(Data records)

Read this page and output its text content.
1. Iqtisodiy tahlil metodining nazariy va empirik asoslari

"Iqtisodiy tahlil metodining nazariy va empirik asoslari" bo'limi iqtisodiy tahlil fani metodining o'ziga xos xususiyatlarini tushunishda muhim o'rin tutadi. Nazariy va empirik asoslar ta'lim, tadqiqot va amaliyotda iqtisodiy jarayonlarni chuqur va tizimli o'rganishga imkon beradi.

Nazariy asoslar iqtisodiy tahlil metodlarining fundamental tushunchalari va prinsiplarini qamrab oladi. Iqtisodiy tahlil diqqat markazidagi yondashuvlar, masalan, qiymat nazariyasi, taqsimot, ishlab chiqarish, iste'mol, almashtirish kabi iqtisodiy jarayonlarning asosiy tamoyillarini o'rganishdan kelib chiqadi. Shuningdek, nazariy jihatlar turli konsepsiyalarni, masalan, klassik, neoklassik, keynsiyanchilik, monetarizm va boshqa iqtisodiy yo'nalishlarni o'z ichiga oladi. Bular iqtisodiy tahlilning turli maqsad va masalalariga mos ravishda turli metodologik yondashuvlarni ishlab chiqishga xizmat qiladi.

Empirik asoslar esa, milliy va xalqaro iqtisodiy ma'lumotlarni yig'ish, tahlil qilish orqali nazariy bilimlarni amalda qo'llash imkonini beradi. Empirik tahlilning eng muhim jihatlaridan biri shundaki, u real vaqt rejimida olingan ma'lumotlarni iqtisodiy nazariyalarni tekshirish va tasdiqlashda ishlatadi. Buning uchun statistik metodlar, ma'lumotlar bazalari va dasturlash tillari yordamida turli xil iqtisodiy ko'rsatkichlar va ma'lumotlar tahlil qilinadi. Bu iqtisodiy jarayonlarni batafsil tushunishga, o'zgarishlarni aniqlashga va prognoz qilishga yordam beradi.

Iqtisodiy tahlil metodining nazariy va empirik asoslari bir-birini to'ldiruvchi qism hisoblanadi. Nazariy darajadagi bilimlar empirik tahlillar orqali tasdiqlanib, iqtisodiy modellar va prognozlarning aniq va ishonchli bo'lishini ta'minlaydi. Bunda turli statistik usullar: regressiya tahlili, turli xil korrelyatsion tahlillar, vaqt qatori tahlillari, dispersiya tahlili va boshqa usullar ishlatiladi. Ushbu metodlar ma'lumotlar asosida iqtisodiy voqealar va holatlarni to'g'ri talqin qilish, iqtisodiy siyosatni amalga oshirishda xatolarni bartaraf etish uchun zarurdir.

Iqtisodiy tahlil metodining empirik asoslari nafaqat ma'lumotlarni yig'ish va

--

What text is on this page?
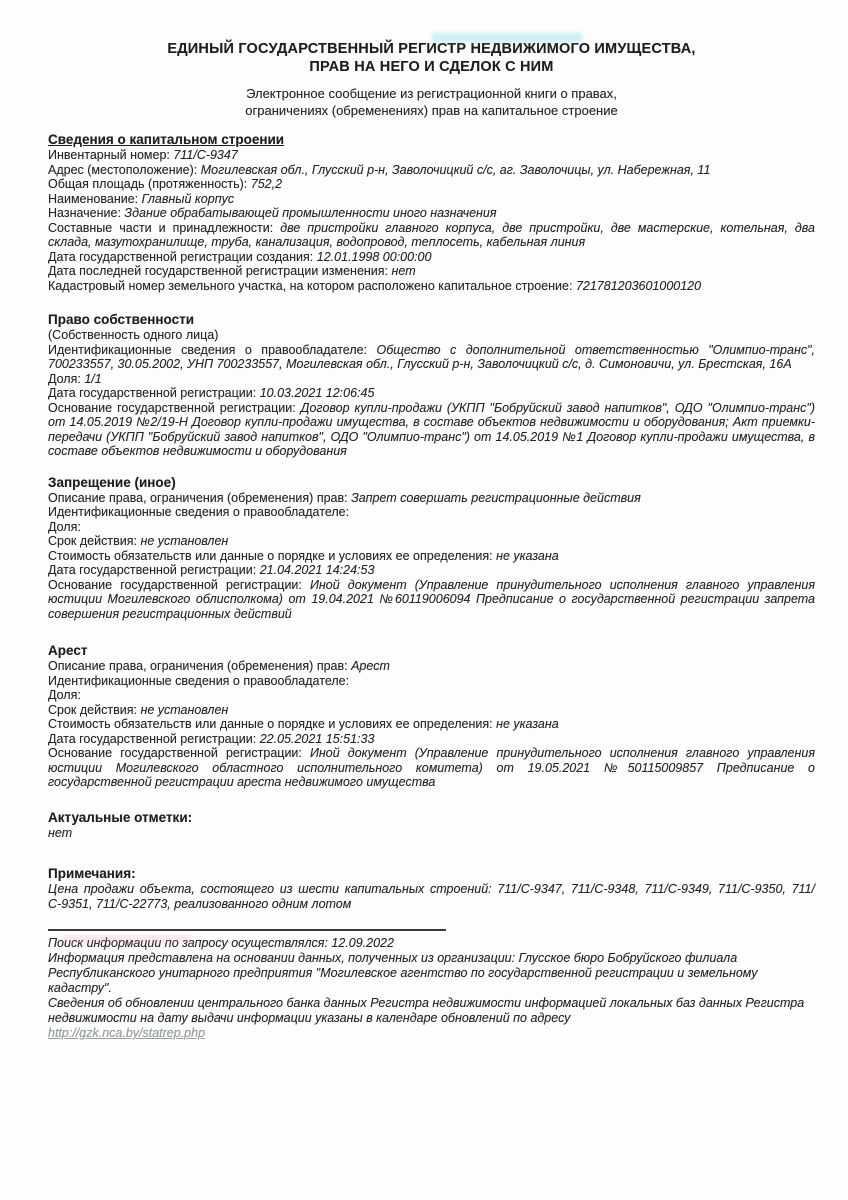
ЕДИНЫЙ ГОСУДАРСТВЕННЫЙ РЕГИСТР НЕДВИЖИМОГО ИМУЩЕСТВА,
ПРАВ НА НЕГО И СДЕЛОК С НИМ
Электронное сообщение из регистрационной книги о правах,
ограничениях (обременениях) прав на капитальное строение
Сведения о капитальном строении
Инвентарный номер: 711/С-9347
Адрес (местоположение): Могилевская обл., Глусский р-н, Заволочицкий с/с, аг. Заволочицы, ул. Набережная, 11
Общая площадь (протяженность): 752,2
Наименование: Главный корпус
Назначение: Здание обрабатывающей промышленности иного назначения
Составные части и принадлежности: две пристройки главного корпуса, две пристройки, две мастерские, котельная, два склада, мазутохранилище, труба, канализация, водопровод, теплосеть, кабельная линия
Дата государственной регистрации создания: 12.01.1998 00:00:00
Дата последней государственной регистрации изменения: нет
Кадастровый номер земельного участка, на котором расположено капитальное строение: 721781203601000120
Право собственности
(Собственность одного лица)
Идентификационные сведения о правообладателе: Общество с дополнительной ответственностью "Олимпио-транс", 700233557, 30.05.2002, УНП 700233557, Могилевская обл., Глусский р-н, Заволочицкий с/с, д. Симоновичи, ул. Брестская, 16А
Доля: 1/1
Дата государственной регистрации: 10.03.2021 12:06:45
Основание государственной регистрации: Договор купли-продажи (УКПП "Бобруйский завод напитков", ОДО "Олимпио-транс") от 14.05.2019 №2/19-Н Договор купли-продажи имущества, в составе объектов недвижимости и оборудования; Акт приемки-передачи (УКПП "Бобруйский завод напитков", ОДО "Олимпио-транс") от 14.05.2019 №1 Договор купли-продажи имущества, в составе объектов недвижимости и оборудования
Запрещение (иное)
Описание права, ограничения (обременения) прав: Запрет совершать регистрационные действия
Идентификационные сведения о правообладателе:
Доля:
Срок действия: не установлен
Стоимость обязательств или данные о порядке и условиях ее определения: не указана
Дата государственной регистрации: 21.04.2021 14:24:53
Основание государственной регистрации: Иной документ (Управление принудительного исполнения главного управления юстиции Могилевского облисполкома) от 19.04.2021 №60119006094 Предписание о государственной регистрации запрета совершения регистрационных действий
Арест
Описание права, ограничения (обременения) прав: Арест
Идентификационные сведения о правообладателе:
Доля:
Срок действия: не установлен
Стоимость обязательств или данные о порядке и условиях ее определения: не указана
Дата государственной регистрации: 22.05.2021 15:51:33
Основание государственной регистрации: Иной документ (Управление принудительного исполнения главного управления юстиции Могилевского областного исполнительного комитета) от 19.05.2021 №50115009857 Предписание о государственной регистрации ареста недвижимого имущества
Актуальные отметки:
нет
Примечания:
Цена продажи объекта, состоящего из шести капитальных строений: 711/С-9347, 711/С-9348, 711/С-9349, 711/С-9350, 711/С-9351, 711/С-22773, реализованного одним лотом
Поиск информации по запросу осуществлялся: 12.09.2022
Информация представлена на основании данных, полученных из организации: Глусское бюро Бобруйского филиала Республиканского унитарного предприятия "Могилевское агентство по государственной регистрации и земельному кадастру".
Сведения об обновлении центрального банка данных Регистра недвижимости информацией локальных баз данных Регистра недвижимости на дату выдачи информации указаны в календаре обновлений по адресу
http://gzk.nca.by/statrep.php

*Task:* Copy every line that includes the string "принудительного" from the material above.

*Right answer:*
Основание государственной регистрации: Иной документ (Управление принудительного исполнения главного управления юстиции Могилевского облисполкома) от 19.04.2021 №60119006094 Предписание о государственной регистрации запрета совершения регистрационных действий
Основание государственной регистрации: Иной документ (Управление принудительного исполнения главного управления юстиции Могилевского областного исполнительного комитета) от 19.05.2021 №50115009857 Предписание о государственной регистрации ареста недвижимого имущества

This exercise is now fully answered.